Goal of the exercise: Could you write out every record below exactly, leaving out any pictures?

Supplied records:
■ ■ ■ ■ ■
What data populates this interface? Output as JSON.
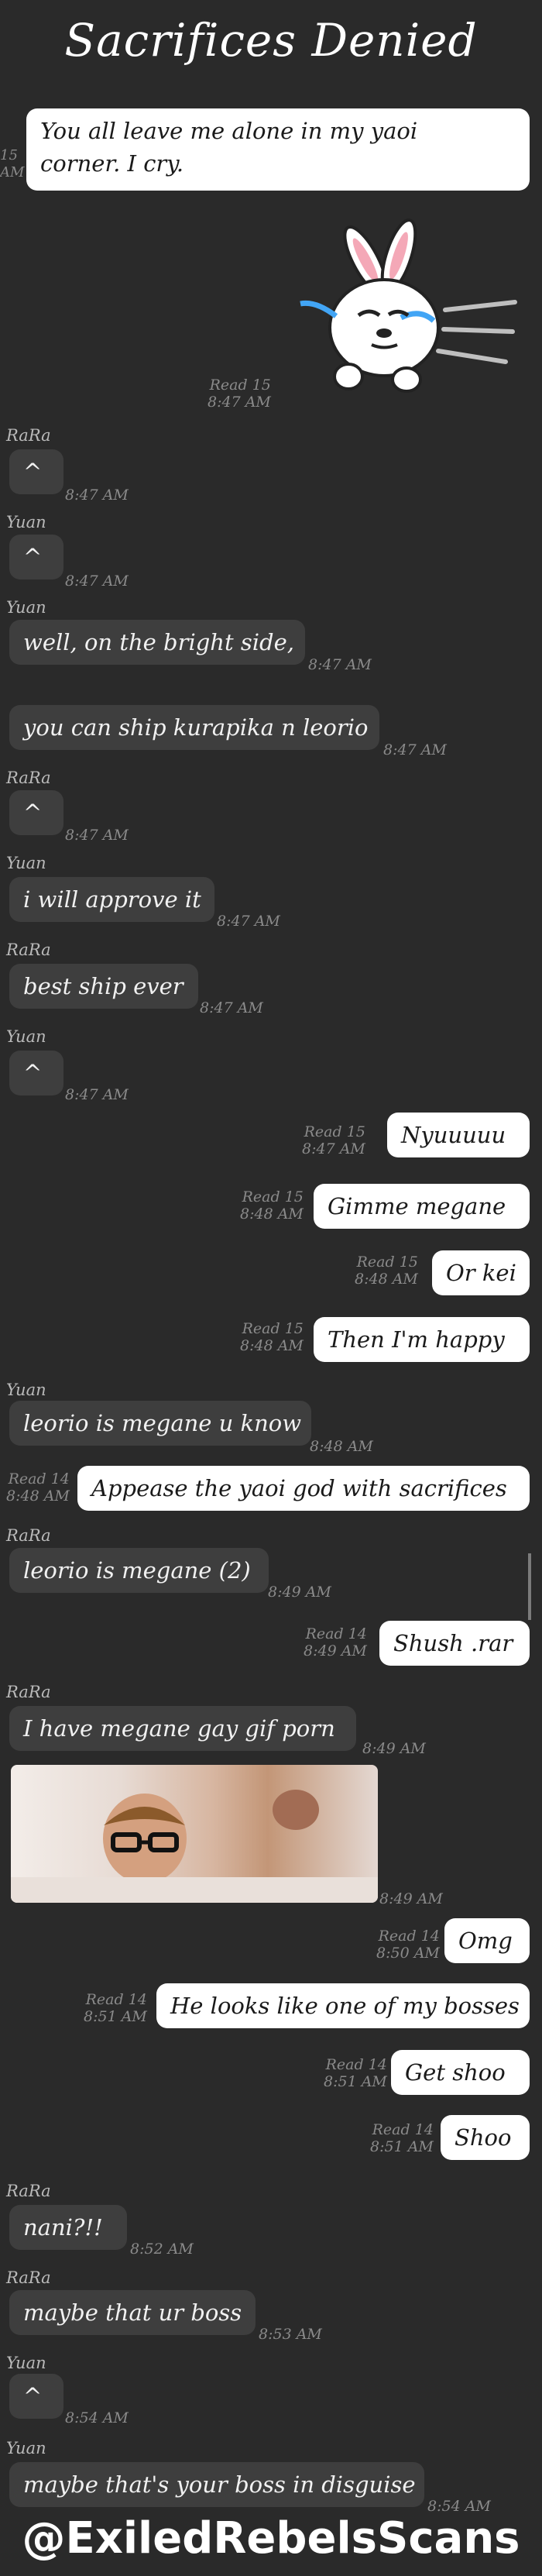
{
  "title": "Sacrifices Denied",
  "edge_meta": "15\nAM",
  "messages": [
    {
      "sender": "",
      "text": "You all leave me alone in my yaoi\ncorner. I cry.",
      "side": "out",
      "meta": ""
    },
    {
      "sender": "",
      "text": "",
      "side": "sticker",
      "meta": "Read 15\n8:47 AM"
    },
    {
      "sender": "RaRa",
      "text": "^",
      "side": "in",
      "meta": "8:47 AM"
    },
    {
      "sender": "Yuan",
      "text": "^",
      "side": "in",
      "meta": "8:47 AM"
    },
    {
      "sender": "Yuan",
      "text": "well, on the bright side,",
      "side": "in",
      "meta": "8:47 AM"
    },
    {
      "sender": "",
      "text": "you can ship kurapika n leorio",
      "side": "in",
      "meta": "8:47 AM"
    },
    {
      "sender": "RaRa",
      "text": "^",
      "side": "in",
      "meta": "8:47 AM"
    },
    {
      "sender": "Yuan",
      "text": "i will approve it",
      "side": "in",
      "meta": "8:47 AM"
    },
    {
      "sender": "RaRa",
      "text": "best ship ever",
      "side": "in",
      "meta": "8:47 AM"
    },
    {
      "sender": "Yuan",
      "text": "^",
      "side": "in",
      "meta": "8:47 AM"
    },
    {
      "sender": "",
      "text": "Nyuuuuu",
      "side": "out",
      "meta": "Read 15\n8:47 AM"
    },
    {
      "sender": "",
      "text": "Gimme megane",
      "side": "out",
      "meta": "Read 15\n8:48 AM"
    },
    {
      "sender": "",
      "text": "Or kei",
      "side": "out",
      "meta": "Read 15\n8:48 AM"
    },
    {
      "sender": "",
      "text": "Then I'm happy",
      "side": "out",
      "meta": "Read 15\n8:48 AM"
    },
    {
      "sender": "Yuan",
      "text": "leorio is megane u know",
      "side": "in",
      "meta": "8:48 AM"
    },
    {
      "sender": "",
      "text": "Appease the yaoi god with sacrifices",
      "side": "out",
      "meta": "Read 14\n8:48 AM"
    },
    {
      "sender": "RaRa",
      "text": "leorio is megane (2)",
      "side": "in",
      "meta": "8:49 AM"
    },
    {
      "sender": "",
      "text": "Shush .rar",
      "side": "out",
      "meta": "Read 14\n8:49 AM"
    },
    {
      "sender": "RaRa",
      "text": "I have megane gay gif porn",
      "side": "in",
      "meta": "8:49 AM"
    },
    {
      "sender": "",
      "text": "",
      "side": "photo",
      "meta": "8:49 AM"
    },
    {
      "sender": "",
      "text": "Omg",
      "side": "out",
      "meta": "Read 14\n8:50 AM"
    },
    {
      "sender": "",
      "text": "He looks like one of my bosses",
      "side": "out",
      "meta": "Read 14\n8:51 AM"
    },
    {
      "sender": "",
      "text": "Get shoo",
      "side": "out",
      "meta": "Read 14\n8:51 AM"
    },
    {
      "sender": "",
      "text": "Shoo",
      "side": "out",
      "meta": "Read 14\n8:51 AM"
    },
    {
      "sender": "RaRa",
      "text": "nani?!!",
      "side": "in",
      "meta": "8:52 AM"
    },
    {
      "sender": "RaRa",
      "text": "maybe that ur boss",
      "side": "in",
      "meta": "8:53 AM"
    },
    {
      "sender": "Yuan",
      "text": "^",
      "side": "in",
      "meta": "8:54 AM"
    },
    {
      "sender": "Yuan",
      "text": "maybe that's your boss in disguise",
      "side": "in",
      "meta": "8:54 AM"
    }
  ],
  "footer": "@ExiledRebelsScans",
  "colors": {
    "background": "#2a2a2a",
    "incoming": "#3e3e3e",
    "outgoing": "#ffffff",
    "meta": "#8a8a8a"
  }
}
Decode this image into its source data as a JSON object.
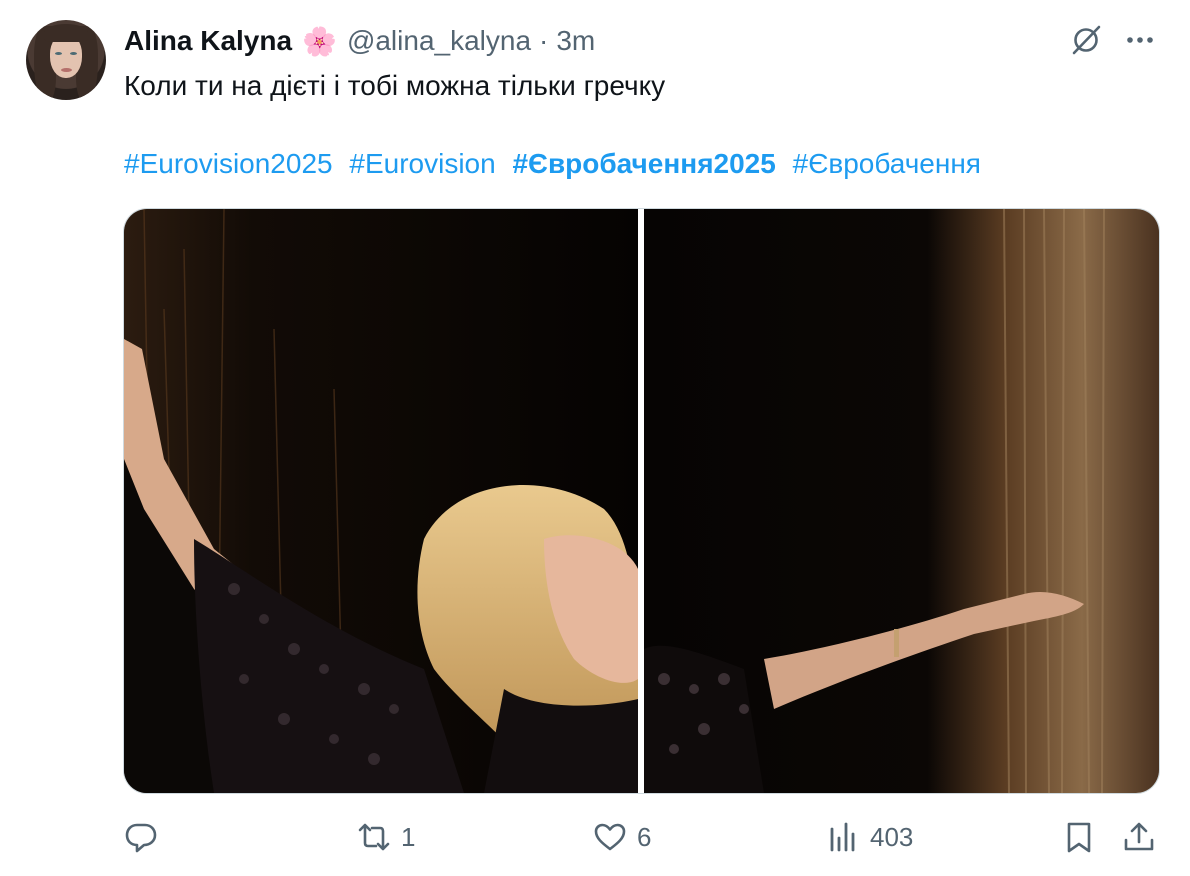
{
  "author": {
    "name": "Alina Kalyna",
    "emoji": "🌸",
    "handle": "@alina_kalyna",
    "separator": "·",
    "time": "3m"
  },
  "tweet": {
    "text": "Коли ти на дієті і тобі можна тільки гречку",
    "hashtags": [
      {
        "label": "#Eurovision2025",
        "bold": false
      },
      {
        "label": "#Eurovision",
        "bold": false
      },
      {
        "label": "#Євробачення2025",
        "bold": true
      },
      {
        "label": "#Євробачення",
        "bold": false
      }
    ]
  },
  "media": {
    "images": [
      {
        "name": "left-photo-singer-lace-dress"
      },
      {
        "name": "right-photo-arm-in-buckwheat-stream"
      }
    ]
  },
  "actions": {
    "reply_count": "",
    "retweet_count": "1",
    "like_count": "6",
    "views_count": "403"
  },
  "icons": {
    "reply": "reply-icon",
    "retweet": "retweet-icon",
    "like": "heart-icon",
    "views": "views-icon",
    "bookmark": "bookmark-icon",
    "share": "share-icon",
    "grok": "grok-icon",
    "more": "more-icon"
  },
  "colors": {
    "link": "#1d9bf0",
    "text": "#0f1419",
    "secondary": "#536471",
    "border": "#cfd9de"
  }
}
■ ■ ■ ■ ■
Reply:
What data populates this interface? Output as JSON.
{
  "title": "Sacrifices Denied",
  "edge_meta": "15\nAM",
  "messages": [
    {
      "sender": "",
      "text": "You all leave me alone in my yaoi\ncorner. I cry.",
      "side": "out",
      "meta": ""
    },
    {
      "sender": "",
      "text": "",
      "side": "sticker",
      "meta": "Read 15\n8:47 AM"
    },
    {
      "sender": "RaRa",
      "text": "^",
      "side": "in",
      "meta": "8:47 AM"
    },
    {
      "sender": "Yuan",
      "text": "^",
      "side": "in",
      "meta": "8:47 AM"
    },
    {
      "sender": "Yuan",
      "text": "well, on the bright side,",
      "side": "in",
      "meta": "8:47 AM"
    },
    {
      "sender": "",
      "text": "you can ship kurapika n leorio",
      "side": "in",
      "meta": "8:47 AM"
    },
    {
      "sender": "RaRa",
      "text": "^",
      "side": "in",
      "meta": "8:47 AM"
    },
    {
      "sender": "Yuan",
      "text": "i will approve it",
      "side": "in",
      "meta": "8:47 AM"
    },
    {
      "sender": "RaRa",
      "text": "best ship ever",
      "side": "in",
      "meta": "8:47 AM"
    },
    {
      "sender": "Yuan",
      "text": "^",
      "side": "in",
      "meta": "8:47 AM"
    },
    {
      "sender": "",
      "text": "Nyuuuuu",
      "side": "out",
      "meta": "Read 15\n8:47 AM"
    },
    {
      "sender": "",
      "text": "Gimme megane",
      "side": "out",
      "meta": "Read 15\n8:48 AM"
    },
    {
      "sender": "",
      "text": "Or kei",
      "side": "out",
      "meta": "Read 15\n8:48 AM"
    },
    {
      "sender": "",
      "text": "Then I'm happy",
      "side": "out",
      "meta": "Read 15\n8:48 AM"
    },
    {
      "sender": "Yuan",
      "text": "leorio is megane u know",
      "side": "in",
      "meta": "8:48 AM"
    },
    {
      "sender": "",
      "text": "Appease the yaoi god with sacrifices",
      "side": "out",
      "meta": "Read 14\n8:48 AM"
    },
    {
      "sender": "RaRa",
      "text": "leorio is megane (2)",
      "side": "in",
      "meta": "8:49 AM"
    },
    {
      "sender": "",
      "text": "Shush .rar",
      "side": "out",
      "meta": "Read 14\n8:49 AM"
    },
    {
      "sender": "RaRa",
      "text": "I have megane gay gif porn",
      "side": "in",
      "meta": "8:49 AM"
    },
    {
      "sender": "",
      "text": "",
      "side": "photo",
      "meta": "8:49 AM"
    },
    {
      "sender": "",
      "text": "Omg",
      "side": "out",
      "meta": "Read 14\n8:50 AM"
    },
    {
      "sender": "",
      "text": "He looks like one of my bosses",
      "side": "out",
      "meta": "Read 14\n8:51 AM"
    },
    {
      "sender": "",
      "text": "Get shoo",
      "side": "out",
      "meta": "Read 14\n8:51 AM"
    },
    {
      "sender": "",
      "text": "Shoo",
      "side": "out",
      "meta": "Read 14\n8:51 AM"
    },
    {
      "sender": "RaRa",
      "text": "nani?!!",
      "side": "in",
      "meta": "8:52 AM"
    },
    {
      "sender": "RaRa",
      "text": "maybe that ur boss",
      "side": "in",
      "meta": "8:53 AM"
    },
    {
      "sender": "Yuan",
      "text": "^",
      "side": "in",
      "meta": "8:54 AM"
    },
    {
      "sender": "Yuan",
      "text": "maybe that's your boss in disguise",
      "side": "in",
      "meta": "8:54 AM"
    }
  ],
  "footer": "@ExiledRebelsScans",
  "colors": {
    "background": "#2a2a2a",
    "incoming": "#3e3e3e",
    "outgoing": "#ffffff",
    "meta": "#8a8a8a"
  }
}
Decode this image into its source data as a JSON object.
{
  "author": {
    "name": "Alina Kalyna",
    "emoji": "🌸",
    "handle": "@alina_kalyna",
    "separator": "·",
    "time": "3m"
  },
  "tweet": {
    "text": "Коли ти на дієті і тобі можна тільки гречку",
    "hashtags": [
      {
        "label": "#Eurovision2025",
        "bold": false
      },
      {
        "label": "#Eurovision",
        "bold": false
      },
      {
        "label": "#Євробачення2025",
        "bold": true
      },
      {
        "label": "#Євробачення",
        "bold": false
      }
    ]
  },
  "media": {
    "images": [
      {
        "name": "left-photo-singer-lace-dress"
      },
      {
        "name": "right-photo-arm-in-buckwheat-stream"
      }
    ]
  },
  "actions": {
    "reply_count": "",
    "retweet_count": "1",
    "like_count": "6",
    "views_count": "403"
  },
  "icons": {
    "reply": "reply-icon",
    "retweet": "retweet-icon",
    "like": "heart-icon",
    "views": "views-icon",
    "bookmark": "bookmark-icon",
    "share": "share-icon",
    "grok": "grok-icon",
    "more": "more-icon"
  },
  "colors": {
    "link": "#1d9bf0",
    "text": "#0f1419",
    "secondary": "#536471",
    "border": "#cfd9de"
  }
}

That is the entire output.